## PROBLEM DETAILS:
Can you print the data exactly and leave out each image?

>> Begin SUPPLIED DATA

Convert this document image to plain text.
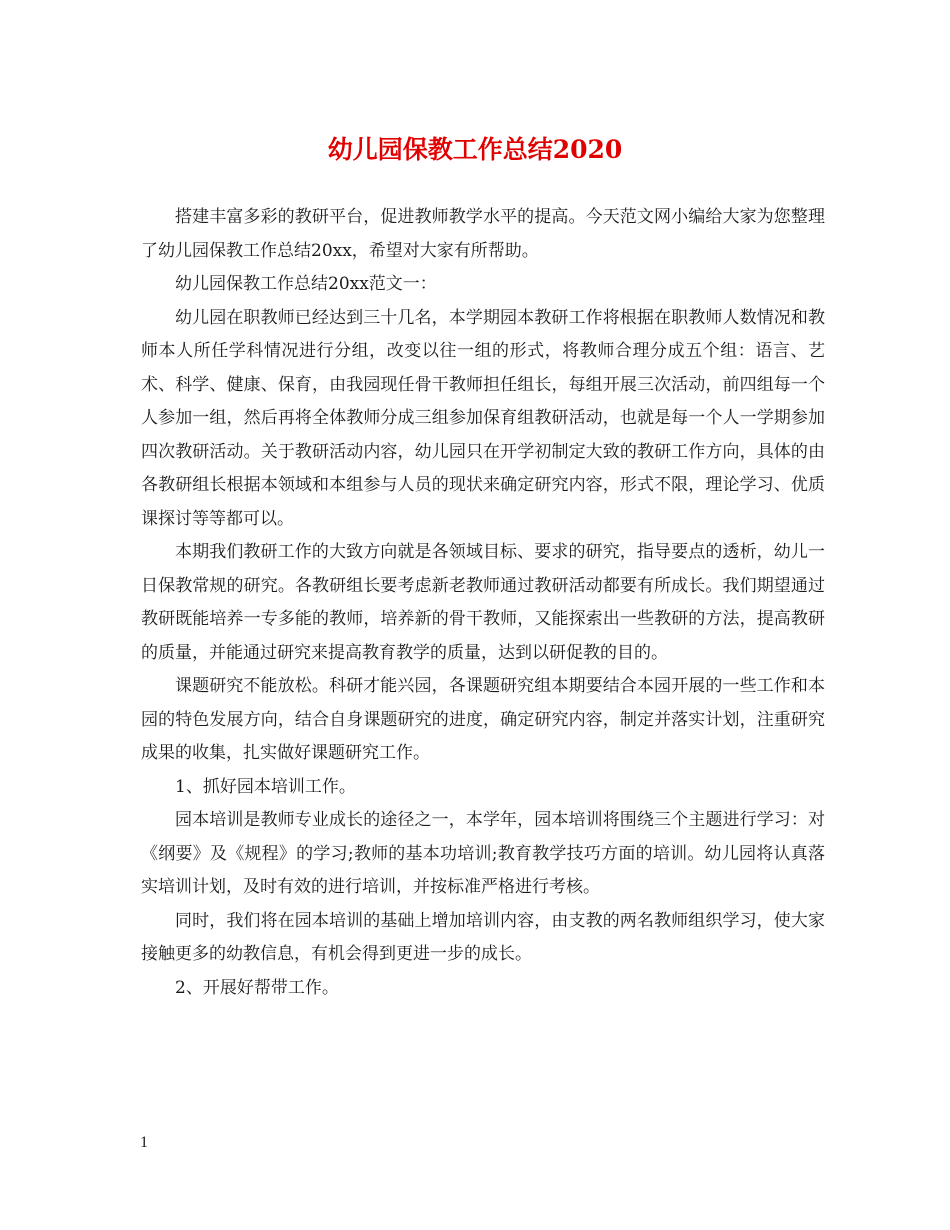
幼儿园保教工作总结2020

搭建丰富多彩的教研平台，促进教师教学水平的提高。今天范文网小编给大家为您整理了幼儿园保教工作总结20xx，希望对大家有所帮助。

幼儿园保教工作总结20xx范文一：

幼儿园在职教师已经达到三十几名，本学期园本教研工作将根据在职教师人数情况和教师本人所任学科情况进行分组，改变以往一组的形式，将教师合理分成五个组：语言、艺术、科学、健康、保育，由我园现任骨干教师担任组长，每组开展三次活动，前四组每一个人参加一组，然后再将全体教师分成三组参加保育组教研活动，也就是每一个人一学期参加四次教研活动。关于教研活动内容，幼儿园只在开学初制定大致的教研工作方向，具体的由各教研组长根据本领域和本组参与人员的现状来确定研究内容，形式不限，理论学习、优质课探讨等等都可以。

本期我们教研工作的大致方向就是各领域目标、要求的研究，指导要点的透析，幼儿一日保教常规的研究。各教研组长要考虑新老教师通过教研活动都要有所成长。我们期望通过教研既能培养一专多能的教师，培养新的骨干教师，又能探索出一些教研的方法，提高教研的质量，并能通过研究来提高教育教学的质量，达到以研促教的目的。

课题研究不能放松。科研才能兴园，各课题研究组本期要结合本园开展的一些工作和本园的特色发展方向，结合自身课题研究的进度，确定研究内容，制定并落实计划，注重研究成果的收集，扎实做好课题研究工作。

1、抓好园本培训工作。

园本培训是教师专业成长的途径之一，本学年，园本培训将围绕三个主题进行学习：对《纲要》及《规程》的学习;教师的基本功培训;教育教学技巧方面的培训。幼儿园将认真落实培训计划，及时有效的进行培训，并按标准严格进行考核。

同时，我们将在园本培训的基础上增加培训内容，由支教的两名教师组织学习，使大家接触更多的幼教信息，有机会得到更进一步的成长。

2、开展好帮带工作。

1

>> End SUPPLIED DATA

## SOLUTION TO THE PROBLEM:
Convert this document image to plain text.
幼儿园保教工作总结2020

搭建丰富多彩的教研平台，促进教师教学水平的提高。今天范文网小编给大家为您整理了幼儿园保教工作总结20xx，希望对大家有所帮助。

幼儿园保教工作总结20xx范文一：

幼儿园在职教师已经达到三十几名，本学期园本教研工作将根据在职教师人数情况和教师本人所任学科情况进行分组，改变以往一组的形式，将教师合理分成五个组：语言、艺术、科学、健康、保育，由我园现任骨干教师担任组长，每组开展三次活动，前四组每一个人参加一组，然后再将全体教师分成三组参加保育组教研活动，也就是每一个人一学期参加四次教研活动。关于教研活动内容，幼儿园只在开学初制定大致的教研工作方向，具体的由各教研组长根据本领域和本组参与人员的现状来确定研究内容，形式不限，理论学习、优质课探讨等等都可以。

本期我们教研工作的大致方向就是各领域目标、要求的研究，指导要点的透析，幼儿一日保教常规的研究。各教研组长要考虑新老教师通过教研活动都要有所成长。我们期望通过教研既能培养一专多能的教师，培养新的骨干教师，又能探索出一些教研的方法，提高教研的质量，并能通过研究来提高教育教学的质量，达到以研促教的目的。

课题研究不能放松。科研才能兴园，各课题研究组本期要结合本园开展的一些工作和本园的特色发展方向，结合自身课题研究的进度，确定研究内容，制定并落实计划，注重研究成果的收集，扎实做好课题研究工作。

1、抓好园本培训工作。

园本培训是教师专业成长的途径之一，本学年，园本培训将围绕三个主题进行学习：对《纲要》及《规程》的学习;教师的基本功培训;教育教学技巧方面的培训。幼儿园将认真落实培训计划，及时有效的进行培训，并按标准严格进行考核。

同时，我们将在园本培训的基础上增加培训内容，由支教的两名教师组织学习，使大家接触更多的幼教信息，有机会得到更进一步的成长。

2、开展好帮带工作。

1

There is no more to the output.